_Short problem_. Reproduce every record below exactly as written, leaving out any pictures.

* start Task input *

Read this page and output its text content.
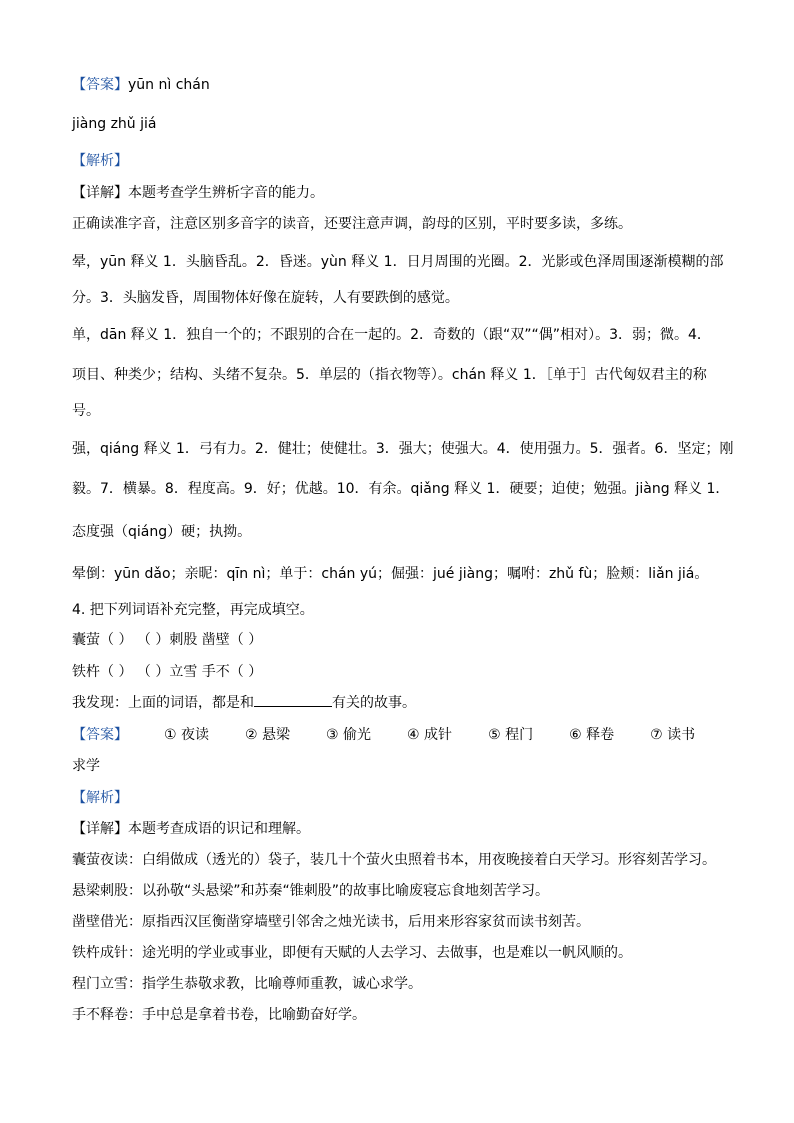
【答案】yūn nì chán
jiàng zhǔ jiá
【解析】
【详解】本题考查学生辨析字音的能力。
正确读准字音，注意区别多音字的读音，还要注意声调，韵母的区别，平时要多读，多练。
晕，yūn 释义 1．头脑昏乱。2．昏迷。yùn 释义 1．日月周围的光圈。2．光影或色泽周围逐渐模糊的部
分。3．头脑发昏，周围物体好像在旋转，人有要跌倒的感觉。
单，dān 释义 1．独自一个的；不跟别的合在一起的。2．奇数的（跟“双”“偶”相对）。3．弱；微。4．
项目、种类少；结构、头绪不复杂。5．单层的（指衣物等）。chán 释义 1．［单于］古代匈奴君主的称
号。
强，qiáng 释义 1．弓有力。2．健壮；使健壮。3．强大；使强大。4．使用强力。5．强者。6．坚定；刚
毅。7．横暴。8．程度高。9．好；优越。10．有余。qiǎng 释义 1．硬要；迫使；勉强。jiàng 释义 1．
态度强（qiáng）硬；执拗。
晕倒：yūn dǎo；亲昵：qīn nì；单于：chán yú；倔强：jué jiàng；嘱咐：zhǔ fù；脸颊：liǎn jiá。
4. 把下列词语补充完整，再完成填空。
囊萤（ ） （ ）刺股 凿壁（ ）
铁杵（ ） （ ）立雪 手不（ ）
我发现：上面的词语，都是和	有关的故事。
【答案】	① 夜读	② 悬梁	③ 偷光	④ 成针	⑤ 程门	⑥ 释卷	⑦ 读书
求学
【解析】
【详解】本题考查成语的识记和理解。
囊萤夜读：白绢做成（透光的）袋子，装几十个萤火虫照着书本，用夜晚接着白天学习。形容刻苦学习。
悬梁刺股：以孙敬“头悬梁”和苏秦“锥刺股”的故事比喻废寝忘食地刻苦学习。
凿壁借光：原指西汉匡衡凿穿墙壁引邻舍之烛光读书，后用来形容家贫而读书刻苦。
铁杵成针：途光明的学业或事业，即便有天赋的人去学习、去做事，也是难以一帆风顺的。
程门立雪：指学生恭敬求教，比喻尊师重教，诚心求学。
手不释卷：手中总是拿着书卷，比喻勤奋好学。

* end Task input *

_Solution_.
Read this page and output its text content.
【答案】yūn nì chán
jiàng zhǔ jiá
【解析】
【详解】本题考查学生辨析字音的能力。
正确读准字音，注意区别多音字的读音，还要注意声调，韵母的区别，平时要多读，多练。
晕，yūn 释义 1．头脑昏乱。2．昏迷。yùn 释义 1．日月周围的光圈。2．光影或色泽周围逐渐模糊的部
分。3．头脑发昏，周围物体好像在旋转，人有要跌倒的感觉。
单，dān 释义 1．独自一个的；不跟别的合在一起的。2．奇数的（跟“双”“偶”相对）。3．弱；微。4．
项目、种类少；结构、头绪不复杂。5．单层的（指衣物等）。chán 释义 1．［单于］古代匈奴君主的称
号。
强，qiáng 释义 1．弓有力。2．健壮；使健壮。3．强大；使强大。4．使用强力。5．强者。6．坚定；刚
毅。7．横暴。8．程度高。9．好；优越。10．有余。qiǎng 释义 1．硬要；迫使；勉强。jiàng 释义 1．
态度强（qiáng）硬；执拗。
晕倒：yūn dǎo；亲昵：qīn nì；单于：chán yú；倔强：jué jiàng；嘱咐：zhǔ fù；脸颊：liǎn jiá。
4. 把下列词语补充完整，再完成填空。
囊萤（ ） （ ）刺股 凿壁（ ）
铁杵（ ） （ ）立雪 手不（ ）
我发现：上面的词语，都是和	有关的故事。
【答案】	① 夜读	② 悬梁	③ 偷光	④ 成针	⑤ 程门	⑥ 释卷	⑦ 读书
求学
【解析】
【详解】本题考查成语的识记和理解。
囊萤夜读：白绢做成（透光的）袋子，装几十个萤火虫照着书本，用夜晚接着白天学习。形容刻苦学习。
悬梁刺股：以孙敬“头悬梁”和苏秦“锥刺股”的故事比喻废寝忘食地刻苦学习。
凿壁借光：原指西汉匡衡凿穿墙壁引邻舍之烛光读书，后用来形容家贫而读书刻苦。
铁杵成针：途光明的学业或事业，即便有天赋的人去学习、去做事，也是难以一帆风顺的。
程门立雪：指学生恭敬求教，比喻尊师重教，诚心求学。
手不释卷：手中总是拿着书卷，比喻勤奋好学。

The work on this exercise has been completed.